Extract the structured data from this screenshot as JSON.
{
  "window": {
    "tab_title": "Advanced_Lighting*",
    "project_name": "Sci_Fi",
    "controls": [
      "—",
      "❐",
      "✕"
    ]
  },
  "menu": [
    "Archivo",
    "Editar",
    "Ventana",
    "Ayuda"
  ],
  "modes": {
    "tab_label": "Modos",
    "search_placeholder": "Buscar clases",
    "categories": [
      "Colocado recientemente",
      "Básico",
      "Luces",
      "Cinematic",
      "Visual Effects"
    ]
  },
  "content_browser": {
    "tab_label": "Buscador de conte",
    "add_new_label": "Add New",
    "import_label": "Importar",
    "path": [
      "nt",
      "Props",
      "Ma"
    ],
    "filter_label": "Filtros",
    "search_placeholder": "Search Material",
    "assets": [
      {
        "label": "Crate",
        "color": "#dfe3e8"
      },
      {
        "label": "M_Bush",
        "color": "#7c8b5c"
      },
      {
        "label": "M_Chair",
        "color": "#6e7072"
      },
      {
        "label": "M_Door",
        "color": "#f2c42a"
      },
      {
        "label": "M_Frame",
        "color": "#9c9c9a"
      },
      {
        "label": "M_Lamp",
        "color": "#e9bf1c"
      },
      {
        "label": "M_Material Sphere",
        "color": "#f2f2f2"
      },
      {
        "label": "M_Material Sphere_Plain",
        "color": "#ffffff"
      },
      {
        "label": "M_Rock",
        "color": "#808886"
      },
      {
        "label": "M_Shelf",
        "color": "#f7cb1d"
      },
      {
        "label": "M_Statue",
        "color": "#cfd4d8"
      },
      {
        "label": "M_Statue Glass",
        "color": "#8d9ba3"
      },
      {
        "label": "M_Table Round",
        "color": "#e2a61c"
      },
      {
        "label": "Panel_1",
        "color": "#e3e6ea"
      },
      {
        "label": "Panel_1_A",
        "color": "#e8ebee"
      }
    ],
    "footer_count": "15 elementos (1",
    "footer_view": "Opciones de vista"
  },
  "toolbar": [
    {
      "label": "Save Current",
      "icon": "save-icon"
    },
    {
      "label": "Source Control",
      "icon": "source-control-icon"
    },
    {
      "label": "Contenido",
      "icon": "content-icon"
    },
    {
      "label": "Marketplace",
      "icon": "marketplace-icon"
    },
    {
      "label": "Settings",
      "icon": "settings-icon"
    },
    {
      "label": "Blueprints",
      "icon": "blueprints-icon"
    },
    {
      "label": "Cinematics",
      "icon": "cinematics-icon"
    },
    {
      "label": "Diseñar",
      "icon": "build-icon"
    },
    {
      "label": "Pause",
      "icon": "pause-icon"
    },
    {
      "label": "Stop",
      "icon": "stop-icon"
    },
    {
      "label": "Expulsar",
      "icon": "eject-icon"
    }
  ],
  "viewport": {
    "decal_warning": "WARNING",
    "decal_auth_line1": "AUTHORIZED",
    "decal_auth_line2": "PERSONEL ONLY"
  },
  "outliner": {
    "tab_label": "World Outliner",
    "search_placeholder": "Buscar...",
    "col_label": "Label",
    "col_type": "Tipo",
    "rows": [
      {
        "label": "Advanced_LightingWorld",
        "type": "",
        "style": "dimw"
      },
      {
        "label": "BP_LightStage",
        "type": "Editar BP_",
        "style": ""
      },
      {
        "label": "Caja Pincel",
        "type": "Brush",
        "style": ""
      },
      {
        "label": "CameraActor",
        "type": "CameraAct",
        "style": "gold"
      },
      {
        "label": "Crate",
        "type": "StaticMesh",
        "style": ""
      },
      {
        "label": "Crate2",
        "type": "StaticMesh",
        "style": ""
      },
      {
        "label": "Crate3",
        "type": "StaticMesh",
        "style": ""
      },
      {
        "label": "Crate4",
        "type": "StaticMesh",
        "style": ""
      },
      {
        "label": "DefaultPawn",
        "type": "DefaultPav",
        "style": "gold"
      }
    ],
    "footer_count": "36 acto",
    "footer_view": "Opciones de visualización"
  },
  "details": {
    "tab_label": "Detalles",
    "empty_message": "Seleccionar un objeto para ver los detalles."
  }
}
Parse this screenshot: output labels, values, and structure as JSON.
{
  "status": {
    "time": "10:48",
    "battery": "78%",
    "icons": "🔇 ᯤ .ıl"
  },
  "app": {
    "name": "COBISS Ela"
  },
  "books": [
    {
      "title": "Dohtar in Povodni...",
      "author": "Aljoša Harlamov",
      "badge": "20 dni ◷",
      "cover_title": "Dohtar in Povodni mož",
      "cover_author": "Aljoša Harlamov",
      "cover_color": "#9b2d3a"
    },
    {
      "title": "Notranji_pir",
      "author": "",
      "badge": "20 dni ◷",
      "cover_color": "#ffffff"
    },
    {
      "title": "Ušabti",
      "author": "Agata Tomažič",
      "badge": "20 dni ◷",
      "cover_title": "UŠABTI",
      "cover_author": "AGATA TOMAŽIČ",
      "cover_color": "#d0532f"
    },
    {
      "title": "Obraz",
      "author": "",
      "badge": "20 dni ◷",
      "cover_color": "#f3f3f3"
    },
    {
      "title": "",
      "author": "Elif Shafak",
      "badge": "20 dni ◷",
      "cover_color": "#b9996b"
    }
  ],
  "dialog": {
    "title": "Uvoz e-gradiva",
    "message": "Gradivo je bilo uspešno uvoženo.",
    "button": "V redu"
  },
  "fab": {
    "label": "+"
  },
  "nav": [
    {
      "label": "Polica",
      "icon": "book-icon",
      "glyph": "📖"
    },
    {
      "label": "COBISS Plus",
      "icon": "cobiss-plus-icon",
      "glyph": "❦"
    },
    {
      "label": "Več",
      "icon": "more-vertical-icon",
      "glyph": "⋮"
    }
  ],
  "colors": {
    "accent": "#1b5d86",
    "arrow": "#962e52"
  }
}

###

» **Short task**
Go over the data above and copy every line that has the word "screenshot" in it.

» **Exercise result**
Extract the structured data from this screenshot as JSON.
Parse this screenshot: output labels, values, and structure as JSON.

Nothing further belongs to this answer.